** Begin **

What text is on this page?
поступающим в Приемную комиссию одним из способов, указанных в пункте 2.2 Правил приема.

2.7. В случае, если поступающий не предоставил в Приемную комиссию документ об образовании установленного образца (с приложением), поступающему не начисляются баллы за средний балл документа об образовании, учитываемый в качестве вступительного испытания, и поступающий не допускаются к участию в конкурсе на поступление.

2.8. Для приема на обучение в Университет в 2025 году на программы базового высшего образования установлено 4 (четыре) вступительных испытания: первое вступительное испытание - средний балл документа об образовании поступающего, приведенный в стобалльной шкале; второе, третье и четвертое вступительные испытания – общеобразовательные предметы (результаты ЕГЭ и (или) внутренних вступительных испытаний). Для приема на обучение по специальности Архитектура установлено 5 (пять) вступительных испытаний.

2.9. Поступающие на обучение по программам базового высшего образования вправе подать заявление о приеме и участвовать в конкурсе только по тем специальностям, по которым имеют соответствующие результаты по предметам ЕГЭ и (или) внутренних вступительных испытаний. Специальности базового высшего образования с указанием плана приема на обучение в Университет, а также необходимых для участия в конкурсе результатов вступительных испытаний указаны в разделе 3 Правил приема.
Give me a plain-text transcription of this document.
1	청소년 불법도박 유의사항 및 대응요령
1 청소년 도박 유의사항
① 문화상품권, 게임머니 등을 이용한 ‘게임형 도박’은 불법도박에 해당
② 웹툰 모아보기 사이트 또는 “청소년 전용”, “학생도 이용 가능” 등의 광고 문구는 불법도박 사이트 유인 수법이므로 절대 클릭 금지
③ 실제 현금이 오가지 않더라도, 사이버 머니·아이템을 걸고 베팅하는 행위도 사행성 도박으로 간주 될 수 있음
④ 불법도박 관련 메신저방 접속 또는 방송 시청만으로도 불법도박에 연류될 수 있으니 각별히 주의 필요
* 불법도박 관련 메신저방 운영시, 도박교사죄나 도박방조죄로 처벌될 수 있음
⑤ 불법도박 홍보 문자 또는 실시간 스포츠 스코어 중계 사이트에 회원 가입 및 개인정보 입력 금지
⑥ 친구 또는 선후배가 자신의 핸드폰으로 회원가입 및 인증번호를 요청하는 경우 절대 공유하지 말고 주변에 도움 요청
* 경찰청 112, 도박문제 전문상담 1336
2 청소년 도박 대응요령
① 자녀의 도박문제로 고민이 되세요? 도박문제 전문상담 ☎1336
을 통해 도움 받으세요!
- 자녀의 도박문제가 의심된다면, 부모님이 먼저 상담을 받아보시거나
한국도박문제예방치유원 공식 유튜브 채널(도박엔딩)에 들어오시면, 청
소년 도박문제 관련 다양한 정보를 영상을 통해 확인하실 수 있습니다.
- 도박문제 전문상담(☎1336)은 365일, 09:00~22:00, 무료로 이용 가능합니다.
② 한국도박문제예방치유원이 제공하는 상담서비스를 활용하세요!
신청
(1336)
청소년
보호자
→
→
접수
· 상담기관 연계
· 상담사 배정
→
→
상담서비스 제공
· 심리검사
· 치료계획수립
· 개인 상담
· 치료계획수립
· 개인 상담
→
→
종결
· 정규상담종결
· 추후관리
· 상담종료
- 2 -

** End **

*GIVEN PROBLEM:* Locate the lines above that contain "불법도박에" and copy them.

*FINAL RESULT:*
① 문화상품권, 게임머니 등을 이용한 ‘게임형 도박’은 불법도박에 해당
④ 불법도박 관련 메신저방 접속 또는 방송 시청만으로도 불법도박에 연류될 수 있으니 각별히 주의 필요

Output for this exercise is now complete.